__DATA EXCERPTS__.
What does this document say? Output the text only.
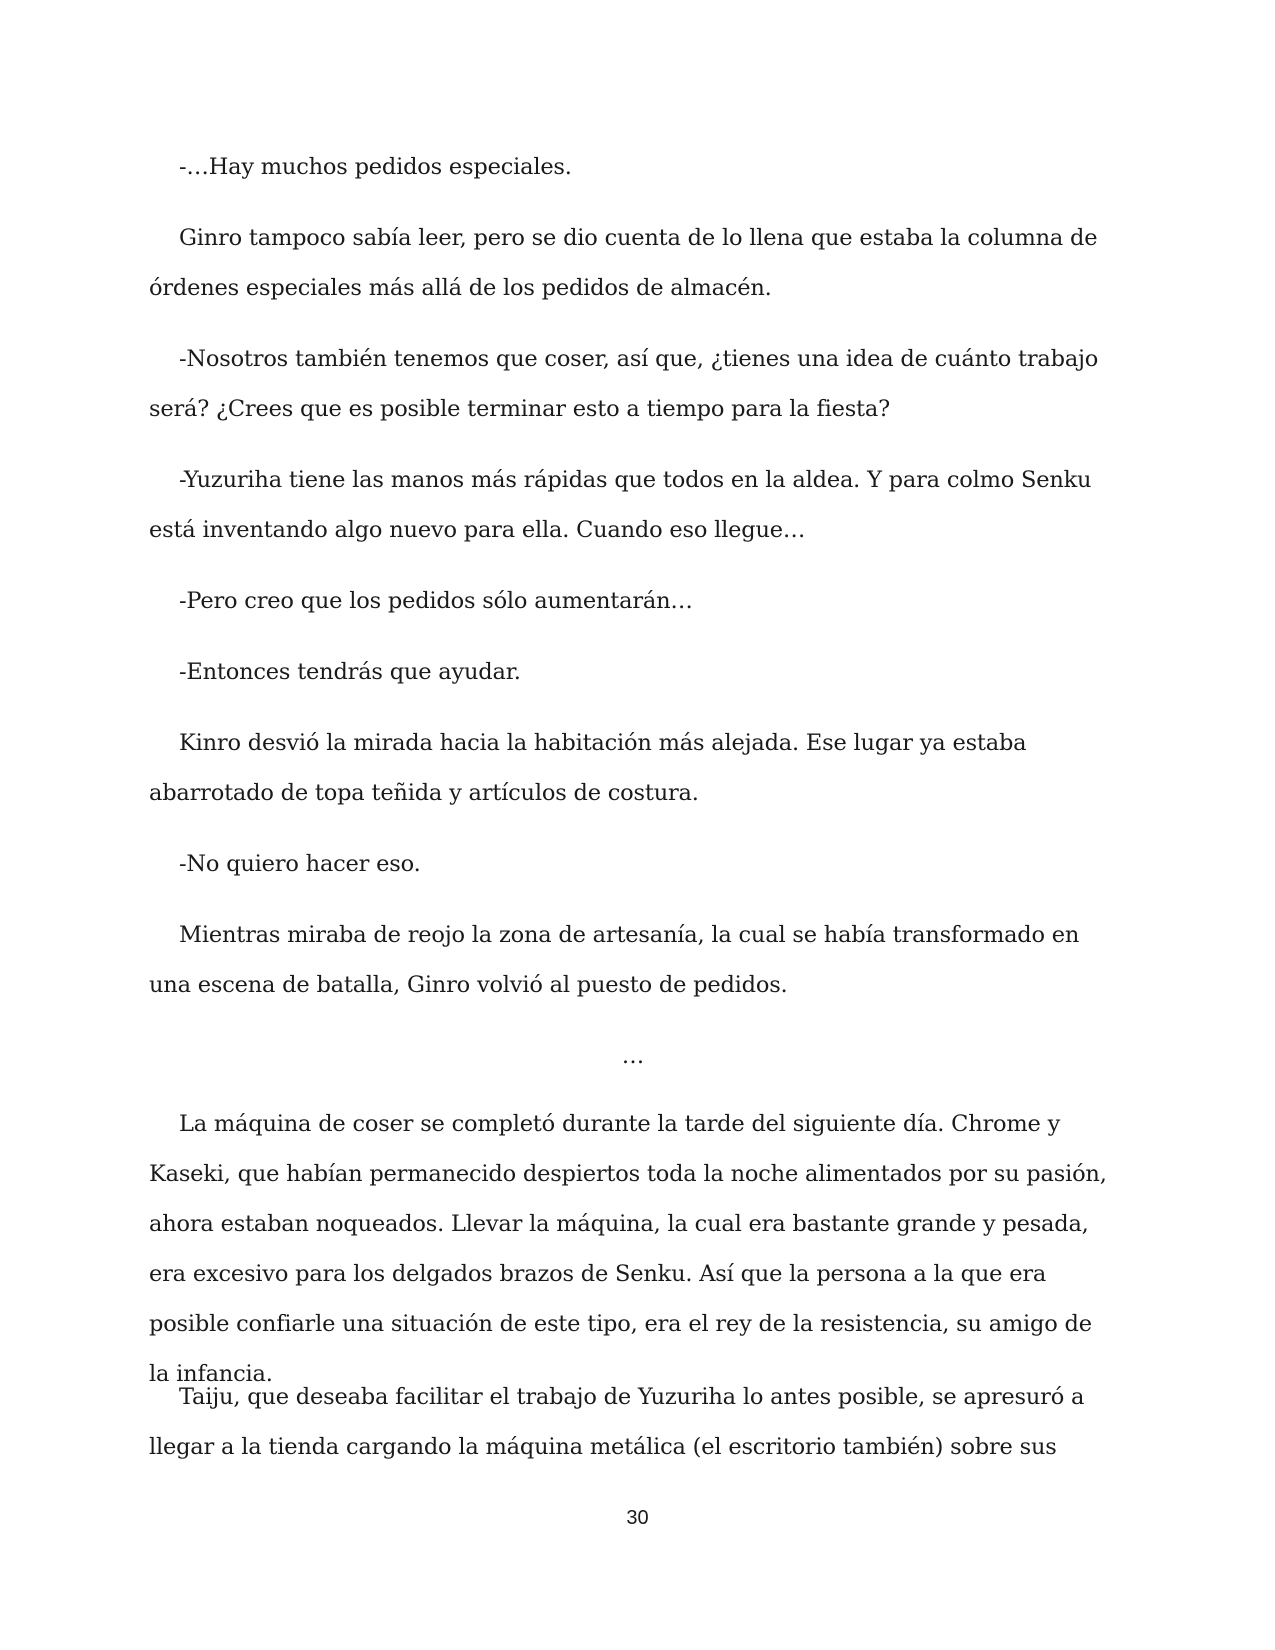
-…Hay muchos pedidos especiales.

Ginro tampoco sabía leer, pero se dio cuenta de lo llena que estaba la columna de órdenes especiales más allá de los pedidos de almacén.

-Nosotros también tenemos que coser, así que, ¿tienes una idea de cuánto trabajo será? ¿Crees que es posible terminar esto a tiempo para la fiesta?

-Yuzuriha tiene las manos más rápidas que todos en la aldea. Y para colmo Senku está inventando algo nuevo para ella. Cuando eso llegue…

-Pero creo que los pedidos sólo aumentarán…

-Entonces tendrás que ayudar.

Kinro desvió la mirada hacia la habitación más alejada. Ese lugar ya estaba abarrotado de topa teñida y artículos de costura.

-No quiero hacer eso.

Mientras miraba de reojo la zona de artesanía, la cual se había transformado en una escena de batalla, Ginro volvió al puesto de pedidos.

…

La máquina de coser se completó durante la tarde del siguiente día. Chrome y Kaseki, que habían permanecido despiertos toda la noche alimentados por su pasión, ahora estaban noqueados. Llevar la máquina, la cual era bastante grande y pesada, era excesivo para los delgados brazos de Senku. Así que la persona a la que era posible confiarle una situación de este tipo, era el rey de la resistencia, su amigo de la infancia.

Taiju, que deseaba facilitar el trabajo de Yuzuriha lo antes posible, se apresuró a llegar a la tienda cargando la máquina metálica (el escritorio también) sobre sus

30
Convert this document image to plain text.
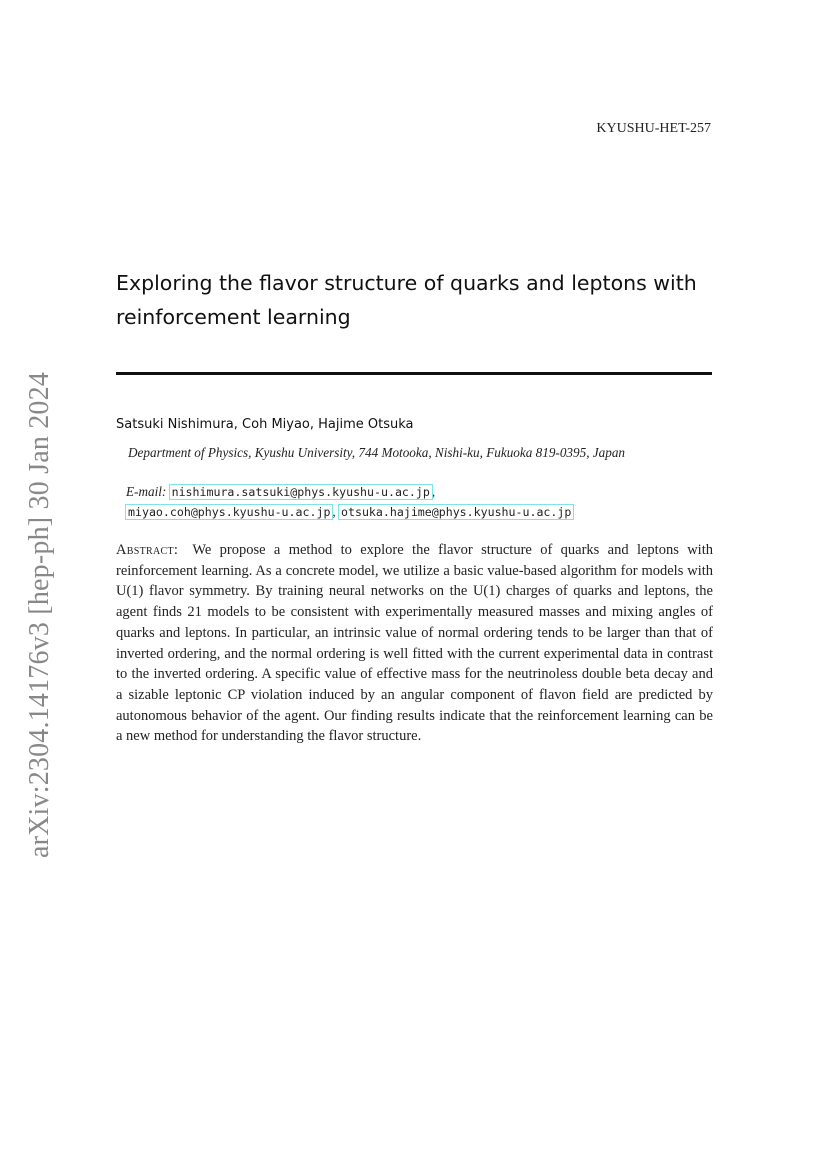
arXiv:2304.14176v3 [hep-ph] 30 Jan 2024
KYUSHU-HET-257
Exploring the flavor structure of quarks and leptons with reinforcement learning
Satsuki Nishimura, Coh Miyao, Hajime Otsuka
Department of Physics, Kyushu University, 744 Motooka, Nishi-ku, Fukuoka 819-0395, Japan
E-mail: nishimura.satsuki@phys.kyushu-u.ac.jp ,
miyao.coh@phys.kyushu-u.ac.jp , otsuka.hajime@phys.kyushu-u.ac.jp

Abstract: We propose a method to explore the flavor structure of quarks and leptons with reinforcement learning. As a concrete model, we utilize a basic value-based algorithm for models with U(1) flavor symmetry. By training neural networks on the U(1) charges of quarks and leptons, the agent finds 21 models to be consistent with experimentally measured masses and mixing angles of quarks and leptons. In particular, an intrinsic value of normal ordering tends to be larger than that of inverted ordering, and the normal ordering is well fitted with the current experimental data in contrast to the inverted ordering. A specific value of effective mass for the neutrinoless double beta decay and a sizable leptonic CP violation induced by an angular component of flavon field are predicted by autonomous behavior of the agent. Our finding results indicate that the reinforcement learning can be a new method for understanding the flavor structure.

__EXERCISE__. Omit the pictures and restate the rest of the records verbatim.

__THE REPLY__.
What does this document say? Output the text only.
-…Hay muchos pedidos especiales.

Ginro tampoco sabía leer, pero se dio cuenta de lo llena que estaba la columna de órdenes especiales más allá de los pedidos de almacén.

-Nosotros también tenemos que coser, así que, ¿tienes una idea de cuánto trabajo será? ¿Crees que es posible terminar esto a tiempo para la fiesta?

-Yuzuriha tiene las manos más rápidas que todos en la aldea. Y para colmo Senku está inventando algo nuevo para ella. Cuando eso llegue…

-Pero creo que los pedidos sólo aumentarán…

-Entonces tendrás que ayudar.

Kinro desvió la mirada hacia la habitación más alejada. Ese lugar ya estaba abarrotado de topa teñida y artículos de costura.

-No quiero hacer eso.

Mientras miraba de reojo la zona de artesanía, la cual se había transformado en una escena de batalla, Ginro volvió al puesto de pedidos.

…

La máquina de coser se completó durante la tarde del siguiente día. Chrome y Kaseki, que habían permanecido despiertos toda la noche alimentados por su pasión, ahora estaban noqueados. Llevar la máquina, la cual era bastante grande y pesada, era excesivo para los delgados brazos de Senku. Así que la persona a la que era posible confiarle una situación de este tipo, era el rey de la resistencia, su amigo de la infancia.

Taiju, que deseaba facilitar el trabajo de Yuzuriha lo antes posible, se apresuró a llegar a la tienda cargando la máquina metálica (el escritorio también) sobre sus

30
Convert this document image to plain text.
arXiv:2304.14176v3 [hep-ph] 30 Jan 2024
KYUSHU-HET-257
Exploring the flavor structure of quarks and leptons with reinforcement learning
Satsuki Nishimura, Coh Miyao, Hajime Otsuka
Department of Physics, Kyushu University, 744 Motooka, Nishi-ku, Fukuoka 819-0395, Japan
E-mail: nishimura.satsuki@phys.kyushu-u.ac.jp ,
miyao.coh@phys.kyushu-u.ac.jp , otsuka.hajime@phys.kyushu-u.ac.jp

Abstract: We propose a method to explore the flavor structure of quarks and leptons with reinforcement learning. As a concrete model, we utilize a basic value-based algorithm for models with U(1) flavor symmetry. By training neural networks on the U(1) charges of quarks and leptons, the agent finds 21 models to be consistent with experimentally measured masses and mixing angles of quarks and leptons. In particular, an intrinsic value of normal ordering tends to be larger than that of inverted ordering, and the normal ordering is well fitted with the current experimental data in contrast to the inverted ordering. A specific value of effective mass for the neutrinoless double beta decay and a sizable leptonic CP violation induced by an angular component of flavon field are predicted by autonomous behavior of the agent. Our finding results indicate that the reinforcement learning can be a new method for understanding the flavor structure.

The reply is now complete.